--- PROBLEM REQUIREMENTS ---
Omit every picture, then give all the entries again exactly.

-- start EXCERPTED RECORDS --

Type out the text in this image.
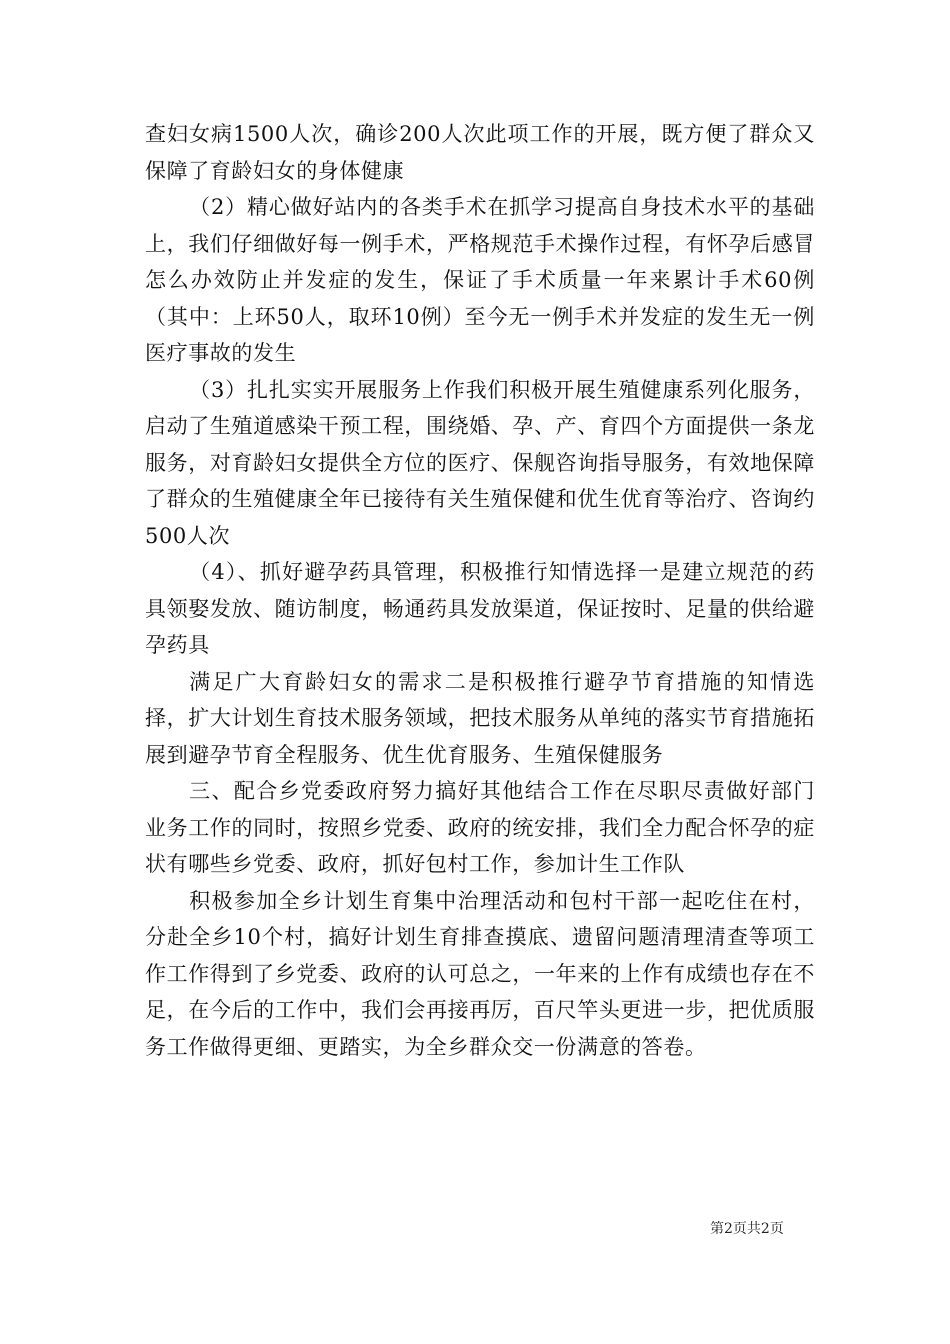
查妇女病1500人次，确诊200人次此项工作的开展，既方便了群众又保障了育龄妇女的身体健康

（2）精心做好站内的各类手术在抓学习提高自身技术水平的基础上，我们仔细做好每一例手术，严格规范手术操作过程，有怀孕后感冒怎么办效防止并发症的发生，保证了手术质量一年来累计手术60例（其中：上环50人，取环10例）至今无一例手术并发症的发生无一例医疗事故的发生

（3）扎扎实实开展服务上作我们积极开展生殖健康系列化服务，启动了生殖道感染干预工程，围绕婚、孕、产、育四个方面提供一条龙服务，对育龄妇女提供全方位的医疗、保舰咨询指导服务，有效地保障了群众的生殖健康全年已接待有关生殖保健和优生优育等治疗、咨询约500人次

（4）、抓好避孕药具管理，积极推行知情选择一是建立规范的药具领娶发放、随访制度，畅通药具发放渠道，保证按时、足量的供给避孕药具

满足广大育龄妇女的需求二是积极推行避孕节育措施的知情选择，扩大计划生育技术服务领域，把技术服务从单纯的落实节育措施拓展到避孕节育全程服务、优生优育服务、生殖保健服务

三、配合乡党委政府努力搞好其他结合工作在尽职尽责做好部门业务工作的同时，按照乡党委、政府的统安排，我们全力配合怀孕的症状有哪些乡党委、政府，抓好包村工作，参加计生工作队

积极参加全乡计划生育集中治理活动和包村干部一起吃住在村，分赴全乡10个村，搞好计划生育排查摸底、遗留问题清理清查等项工作工作得到了乡党委、政府的认可总之，一年来的上作有成绩也存在不足，在今后的工作中，我们会再接再厉，百尺竿头更进一步，把优质服务工作做得更细、更踏实，为全乡群众交一份满意的答卷。

第2页共2页
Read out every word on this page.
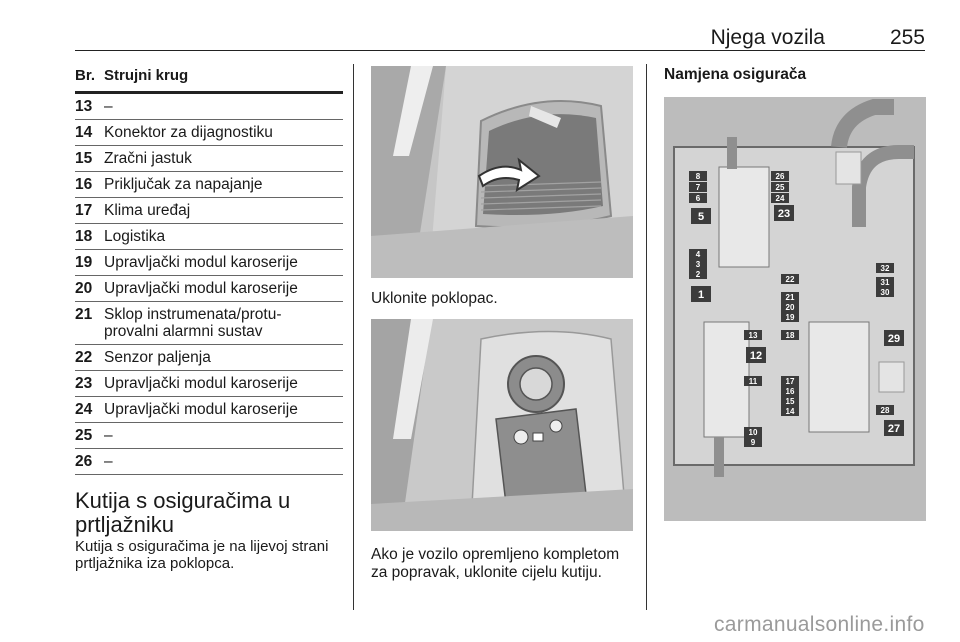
Njega vozila	255
Br. Strujni krug
13 –
14 Konektor za dijagnostiku
15 Zračni jastuk
16 Priključak za napajanje
17 Klima uređaj
18 Logistika
19 Upravljački modul karoserije
20 Upravljački modul karoserije
21 Sklop instrumenata/protu-
provalni alarmni sustav
22 Senzor paljenja
23 Upravljački modul karoserije
24 Upravljački modul karoserije
25 –
26 –
Kutija s osiguračima u
prtljažniku
Kutija s osiguračima je na lijevoj strani prtljažnika iza poklopca.
Uklonite poklopac.
Ako je vozilo opremljeno kompletom za popravak, uklonite cijelu kutiju.
Namjena osigurača
1
2
3
4
5
6
7
8
9
10
11
12
13
14
15
16
17
18
19
20
21
22
23
24
25
26
27
28
29
30
31
32
carmanualsonline.info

-- end EXCERPTED RECORDS --

--- ANSWER TO THE EXERCISE ---
Type out the text in this image.
查妇女病1500人次，确诊200人次此项工作的开展，既方便了群众又保障了育龄妇女的身体健康

（2）精心做好站内的各类手术在抓学习提高自身技术水平的基础上，我们仔细做好每一例手术，严格规范手术操作过程，有怀孕后感冒怎么办效防止并发症的发生，保证了手术质量一年来累计手术60例（其中：上环50人，取环10例）至今无一例手术并发症的发生无一例医疗事故的发生

（3）扎扎实实开展服务上作我们积极开展生殖健康系列化服务，启动了生殖道感染干预工程，围绕婚、孕、产、育四个方面提供一条龙服务，对育龄妇女提供全方位的医疗、保舰咨询指导服务，有效地保障了群众的生殖健康全年已接待有关生殖保健和优生优育等治疗、咨询约500人次

（4）、抓好避孕药具管理，积极推行知情选择一是建立规范的药具领娶发放、随访制度，畅通药具发放渠道，保证按时、足量的供给避孕药具

满足广大育龄妇女的需求二是积极推行避孕节育措施的知情选择，扩大计划生育技术服务领域，把技术服务从单纯的落实节育措施拓展到避孕节育全程服务、优生优育服务、生殖保健服务

三、配合乡党委政府努力搞好其他结合工作在尽职尽责做好部门业务工作的同时，按照乡党委、政府的统安排，我们全力配合怀孕的症状有哪些乡党委、政府，抓好包村工作，参加计生工作队

积极参加全乡计划生育集中治理活动和包村干部一起吃住在村，分赴全乡10个村，搞好计划生育排查摸底、遗留问题清理清查等项工作工作得到了乡党委、政府的认可总之，一年来的上作有成绩也存在不足，在今后的工作中，我们会再接再厉，百尺竿头更进一步，把优质服务工作做得更细、更踏实，为全乡群众交一份满意的答卷。

第2页共2页
Read out every word on this page.
Njega vozila	255
Br. Strujni krug
13 –
14 Konektor za dijagnostiku
15 Zračni jastuk
16 Priključak za napajanje
17 Klima uređaj
18 Logistika
19 Upravljački modul karoserije
20 Upravljački modul karoserije
21 Sklop instrumenata/protu-
provalni alarmni sustav
22 Senzor paljenja
23 Upravljački modul karoserije
24 Upravljački modul karoserije
25 –
26 –
Kutija s osiguračima u
prtljažniku
Kutija s osiguračima je na lijevoj strani prtljažnika iza poklopca.
Uklonite poklopac.
Ako je vozilo opremljeno kompletom za popravak, uklonite cijelu kutiju.
Namjena osigurača
1
2
3
4
5
6
7
8
9
10
11
12
13
14
15
16
17
18
19
20
21
22
23
24
25
26
27
28
29
30
31
32
carmanualsonline.info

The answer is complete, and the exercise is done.